**Prompt**.
From the line containing "Decode this image" down to the last line of the listing, quote everything word for word, and nothing else, keeping pictures out.

[Data excerpts]
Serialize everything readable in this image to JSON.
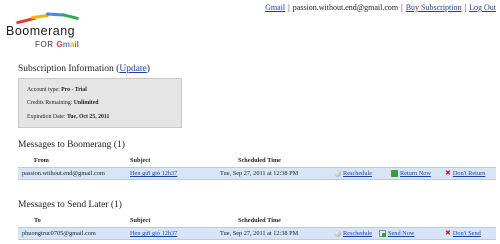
{
  "logo": {
    "name": "Boomerang",
    "for_text": "FOR",
    "for_brand": "Gmail",
    "bar_colors": [
      "#e33b2e",
      "#f4b400",
      "#4285f4",
      "#34a853"
    ]
  },
  "top_links": {
    "gmail": "Gmail",
    "email": "passion.without.end@gmail.com",
    "buy_subscription": "Buy Subscription",
    "log_out": "Log Out",
    "separator": "|"
  },
  "subscription": {
    "title": "Subscription Information",
    "update_open": "(",
    "update_link": "Update",
    "update_close": ")",
    "account_type_label": "Account type:",
    "account_type_value": "Pro - Trial",
    "credits_label": "Credits Remaining:",
    "credits_value": "Unlimited",
    "expiration_label": "Expiration Date:",
    "expiration_value": "Tue, Oct 25, 2011"
  },
  "boomerang_section": {
    "title": "Messages to Boomerang (1)",
    "columns": {
      "from": "From",
      "subject": "Subject",
      "scheduled": "Scheduled Time"
    },
    "rows": [
      {
        "from": "passion.without.end@gmail.com",
        "subject": "Hen gửi gió 12h37",
        "scheduled": "Tue, Sep 27, 2011 at 12:38 PM",
        "reschedule": "Reschedule",
        "return_now": "Return Now",
        "dont_return": "Don't Return"
      }
    ]
  },
  "send_later_section": {
    "title": "Messages to Send Later (1)",
    "columns": {
      "to": "To",
      "subject": "Subject",
      "scheduled": "Scheduled Time"
    },
    "rows": [
      {
        "to": "phuongtruc0705@gmail.com",
        "subject": "Hen gửi gió 12h37",
        "scheduled": "Tue, Sep 27, 2011 at 12:38 PM",
        "reschedule": "Reschedule",
        "send_now": "Send Now",
        "dont_send": "Don't Send"
      }
    ]
  },
  "icons": {
    "reschedule": "clock-icon",
    "return_now": "return-arrow-icon",
    "send_now": "send-envelope-icon",
    "dont": "red-x-icon"
  }
}
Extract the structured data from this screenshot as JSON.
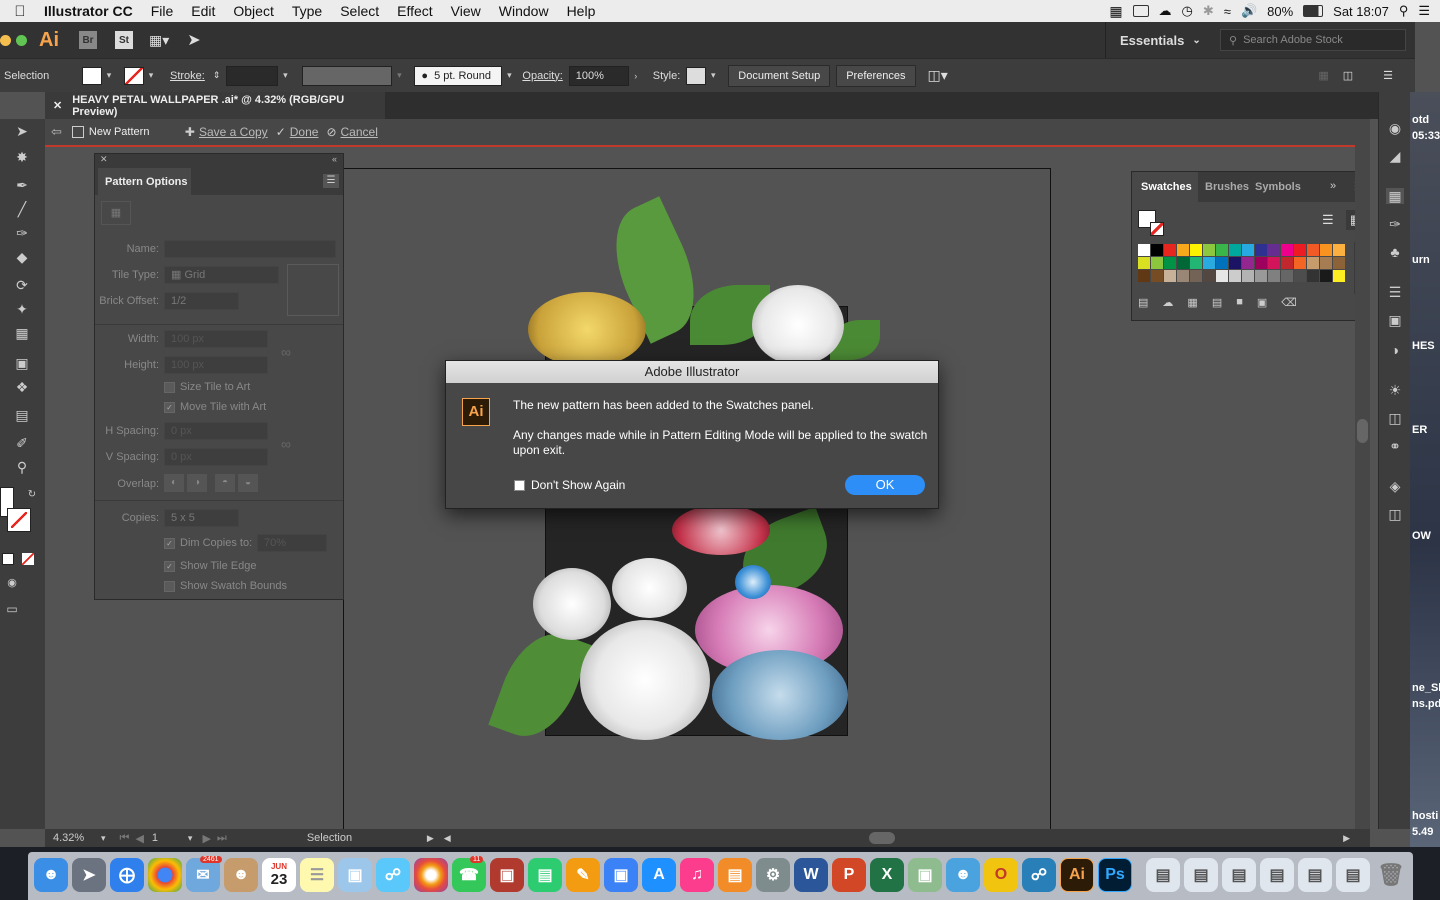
{
  "menubar": {
    "app_name": "Illustrator CC",
    "items": [
      "File",
      "Edit",
      "Object",
      "Type",
      "Select",
      "Effect",
      "View",
      "Window",
      "Help"
    ],
    "battery": "80%",
    "clock": "Sat 18:07"
  },
  "appbar": {
    "logo": "Ai",
    "bridge": "Br",
    "stock_short": "St",
    "workspace": "Essentials",
    "search_placeholder": "Search Adobe Stock"
  },
  "controlbar": {
    "selection_label": "Selection",
    "stroke_label": "Stroke:",
    "brush_label": "5 pt. Round",
    "opacity_label": "Opacity:",
    "opacity_value": "100%",
    "style_label": "Style:",
    "document_setup": "Document Setup",
    "preferences": "Preferences"
  },
  "document": {
    "tab_title": "HEAVY PETAL WALLPAPER .ai* @ 4.32% (RGB/GPU Preview)"
  },
  "pattern_bar": {
    "label": "New Pattern",
    "save_copy": "Save a Copy",
    "done": "Done",
    "cancel": "Cancel"
  },
  "pattern_options": {
    "title": "Pattern Options",
    "name_label": "Name:",
    "tile_type_label": "Tile Type:",
    "tile_type_value": "Grid",
    "brick_offset_label": "Brick Offset:",
    "brick_offset_value": "1/2",
    "width_label": "Width:",
    "width_value": "100 px",
    "height_label": "Height:",
    "height_value": "100 px",
    "size_tile_to_art": "Size Tile to Art",
    "move_tile_with_art": "Move Tile with Art",
    "h_spacing_label": "H Spacing:",
    "h_spacing_value": "0 px",
    "v_spacing_label": "V Spacing:",
    "v_spacing_value": "0 px",
    "overlap_label": "Overlap:",
    "copies_label": "Copies:",
    "copies_value": "5 x 5",
    "dim_copies": "Dim Copies to:",
    "dim_copies_value": "70%",
    "show_tile_edge": "Show Tile Edge",
    "show_swatch_bounds": "Show Swatch Bounds"
  },
  "swatches_panel": {
    "tabs": [
      "Swatches",
      "Brushes",
      "Symbols"
    ],
    "colors": [
      "#ffffff",
      "#000000",
      "#e6261f",
      "#f7a81b",
      "#fff200",
      "#8dc63f",
      "#39b54a",
      "#00a79d",
      "#27aae1",
      "#2e3192",
      "#662d91",
      "#ec008c",
      "#ed1c24",
      "#f15a24",
      "#f7931e",
      "#fbb040",
      "#d9e021",
      "#8cc63f",
      "#009245",
      "#006837",
      "#22b573",
      "#29abe2",
      "#0071bc",
      "#1b1464",
      "#93278f",
      "#9e005d",
      "#d4145a",
      "#c1272d",
      "#f26522",
      "#c69c6d",
      "#a67c52",
      "#8c6239",
      "#603813",
      "#754c24",
      "#c7b299",
      "#998675",
      "#736357",
      "#534741",
      "#e6e6e6",
      "#cccccc",
      "#b3b3b3",
      "#999999",
      "#808080",
      "#666666",
      "#4d4d4d",
      "#333333",
      "#1a1a1a",
      "#fcee21"
    ]
  },
  "dialog": {
    "title": "Adobe Illustrator",
    "icon": "Ai",
    "message": "The new pattern has been added to the Swatches panel.",
    "detail": "Any changes made while in Pattern Editing Mode will be applied to the swatch upon exit.",
    "dont_show": "Don't Show Again",
    "ok": "OK"
  },
  "statusbar": {
    "zoom": "4.32%",
    "artboard": "1",
    "tool": "Selection"
  },
  "desktop": {
    "labels": [
      "otd",
      "05:33",
      "urn",
      "HES",
      "ER",
      "OW",
      "ne_Sl",
      "ns.pd",
      "hosti",
      "5.49"
    ]
  },
  "dock": {
    "mail_badge": "2461",
    "calendar_month": "JUN",
    "calendar_day": "23",
    "messages_badge": "11"
  }
}
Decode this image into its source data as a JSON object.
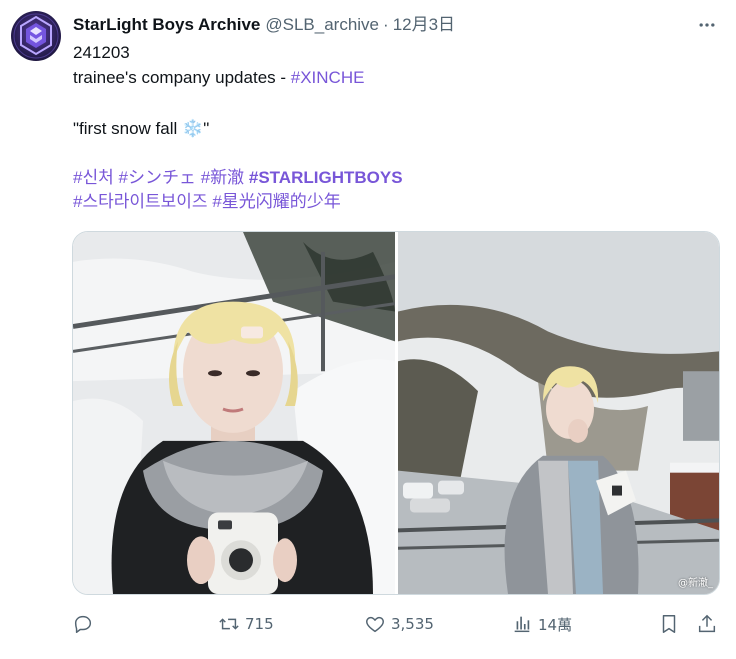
{
  "tweet": {
    "author_name": "StarLight Boys Archive",
    "handle": "@SLB_archive",
    "separator": "·",
    "date": "12月3日",
    "lines": {
      "line1": "241203",
      "line2_text": "trainee's company updates - ",
      "line2_tag": "#XINCHE",
      "quote_open": "\"first snow fall ",
      "quote_emoji": "❄️",
      "quote_close": "\"",
      "tags1": [
        "#신처",
        "#シンチェ",
        "#新澈",
        "#STARLIGHTBOYS"
      ],
      "tags2": [
        "#스타라이트보이즈",
        "#星光闪耀的少年"
      ]
    },
    "media": {
      "watermark": "@新澈_"
    },
    "actions": {
      "reply_count": "",
      "retweet_count": "715",
      "like_count": "3,535",
      "views_count": "14萬"
    }
  },
  "colors": {
    "hashtag": "#7856d8",
    "muted": "#536471",
    "text": "#0f1419"
  },
  "icons": {
    "avatar": "starlight-logo",
    "more": "ellipsis-icon",
    "reply": "reply-icon",
    "retweet": "retweet-icon",
    "like": "heart-icon",
    "views": "views-icon",
    "bookmark": "bookmark-icon",
    "share": "share-icon"
  }
}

**Problem solution**.
Decode this image into its source data as a JSON object.
{
  "tweet": {
    "author_name": "StarLight Boys Archive",
    "handle": "@SLB_archive",
    "separator": "·",
    "date": "12月3日",
    "lines": {
      "line1": "241203",
      "line2_text": "trainee's company updates - ",
      "line2_tag": "#XINCHE",
      "quote_open": "\"first snow fall ",
      "quote_emoji": "❄️",
      "quote_close": "\"",
      "tags1": [
        "#신처",
        "#シンチェ",
        "#新澈",
        "#STARLIGHTBOYS"
      ],
      "tags2": [
        "#스타라이트보이즈",
        "#星光闪耀的少年"
      ]
    },
    "media": {
      "watermark": "@新澈_"
    },
    "actions": {
      "reply_count": "",
      "retweet_count": "715",
      "like_count": "3,535",
      "views_count": "14萬"
    }
  },
  "colors": {
    "hashtag": "#7856d8",
    "muted": "#536471",
    "text": "#0f1419"
  },
  "icons": {
    "avatar": "starlight-logo",
    "more": "ellipsis-icon",
    "reply": "reply-icon",
    "retweet": "retweet-icon",
    "like": "heart-icon",
    "views": "views-icon",
    "bookmark": "bookmark-icon",
    "share": "share-icon"
  }
}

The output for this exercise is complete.